**TASK DESCRIPTION**
Output every entry exactly as written, skipping any pictures.

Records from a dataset
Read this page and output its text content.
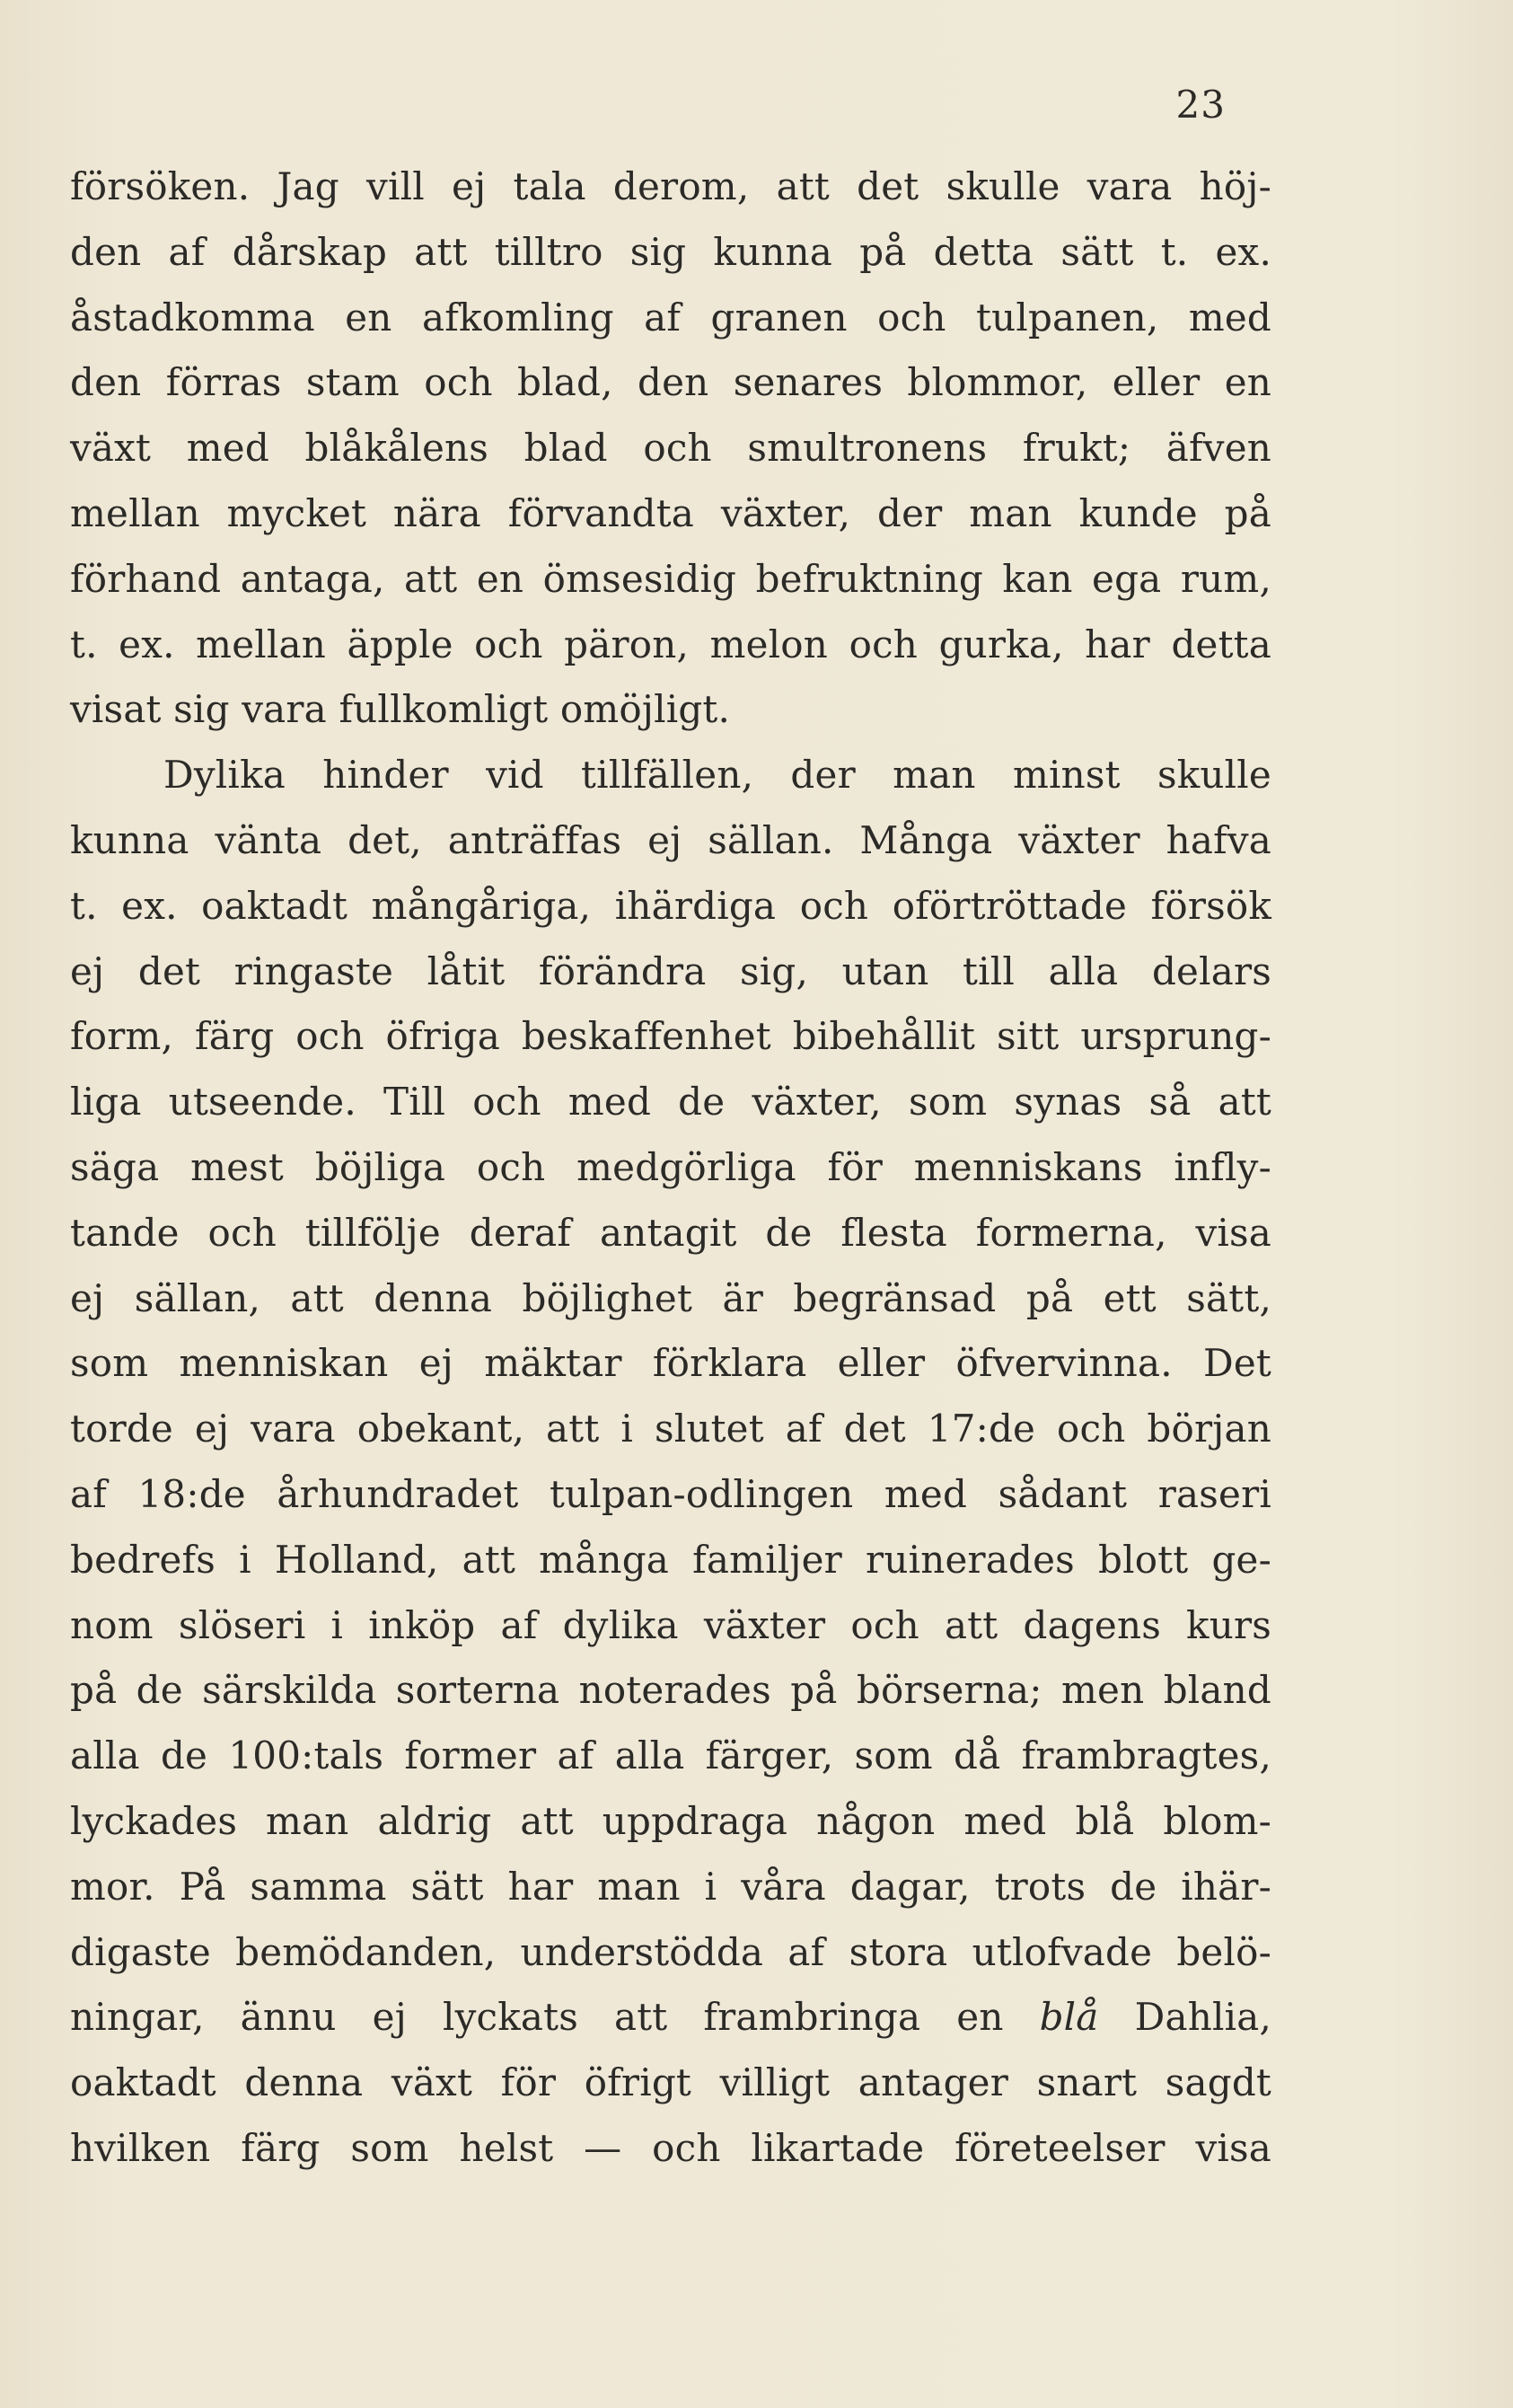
23
försöken. Jag vill ej tala derom, att det skulle vara höj-
den af dårskap att tilltro sig kunna på detta sätt t. ex.
åstadkomma en afkomling af granen och tulpanen, med
den förras stam och blad, den senares blommor, eller en
växt med blåkålens blad och smultronens frukt; äfven
mellan mycket nära förvandta växter, der man kunde på
förhand antaga, att en ömsesidig befruktning kan ega rum,
t. ex. mellan äpple och päron, melon och gurka, har detta
visat sig vara fullkomligt omöjligt.
Dylika hinder vid tillfällen, der man minst skulle
kunna vänta det, anträffas ej sällan. Många växter hafva
t. ex. oaktadt mångåriga, ihärdiga och oförtröttade försök
ej det ringaste låtit förändra sig, utan till alla delars
form, färg och öfriga beskaffenhet bibehållit sitt ursprung-
liga utseende. Till och med de växter, som synas så att
säga mest böjliga och medgörliga för menniskans infly-
tande och tillfölje deraf antagit de flesta formerna, visa
ej sällan, att denna böjlighet är begränsad på ett sätt,
som menniskan ej mäktar förklara eller öfvervinna. Det
torde ej vara obekant, att i slutet af det 17:de och början
af 18:de århundradet tulpan-odlingen med sådant raseri
bedrefs i Holland, att många familjer ruinerades blott ge-
nom slöseri i inköp af dylika växter och att dagens kurs
på de särskilda sorterna noterades på börserna; men bland
alla de 100:tals former af alla färger, som då frambragtes,
lyckades man aldrig att uppdraga någon med blå blom-
mor. På samma sätt har man i våra dagar, trots de ihär-
digaste bemödanden, understödda af stora utlofvade belö-
ningar, ännu ej lyckats att frambringa en blå Dahlia,
oaktadt denna växt för öfrigt villigt antager snart sagdt
hvilken färg som helst — och likartade företeelser visa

**WORKED ANSWER**
Read this page and output its text content.
23
försöken. Jag vill ej tala derom, att det skulle vara höj-
den af dårskap att tilltro sig kunna på detta sätt t. ex.
åstadkomma en afkomling af granen och tulpanen, med
den förras stam och blad, den senares blommor, eller en
växt med blåkålens blad och smultronens frukt; äfven
mellan mycket nära förvandta växter, der man kunde på
förhand antaga, att en ömsesidig befruktning kan ega rum,
t. ex. mellan äpple och päron, melon och gurka, har detta
visat sig vara fullkomligt omöjligt.
Dylika hinder vid tillfällen, der man minst skulle
kunna vänta det, anträffas ej sällan. Många växter hafva
t. ex. oaktadt mångåriga, ihärdiga och oförtröttade försök
ej det ringaste låtit förändra sig, utan till alla delars
form, färg och öfriga beskaffenhet bibehållit sitt ursprung-
liga utseende. Till och med de växter, som synas så att
säga mest böjliga och medgörliga för menniskans infly-
tande och tillfölje deraf antagit de flesta formerna, visa
ej sällan, att denna böjlighet är begränsad på ett sätt,
som menniskan ej mäktar förklara eller öfvervinna. Det
torde ej vara obekant, att i slutet af det 17:de och början
af 18:de århundradet tulpan-odlingen med sådant raseri
bedrefs i Holland, att många familjer ruinerades blott ge-
nom slöseri i inköp af dylika växter och att dagens kurs
på de särskilda sorterna noterades på börserna; men bland
alla de 100:tals former af alla färger, som då frambragtes,
lyckades man aldrig att uppdraga någon med blå blom-
mor. På samma sätt har man i våra dagar, trots de ihär-
digaste bemödanden, understödda af stora utlofvade belö-
ningar, ännu ej lyckats att frambringa en blå Dahlia,
oaktadt denna växt för öfrigt villigt antager snart sagdt
hvilken färg som helst — och likartade företeelser visa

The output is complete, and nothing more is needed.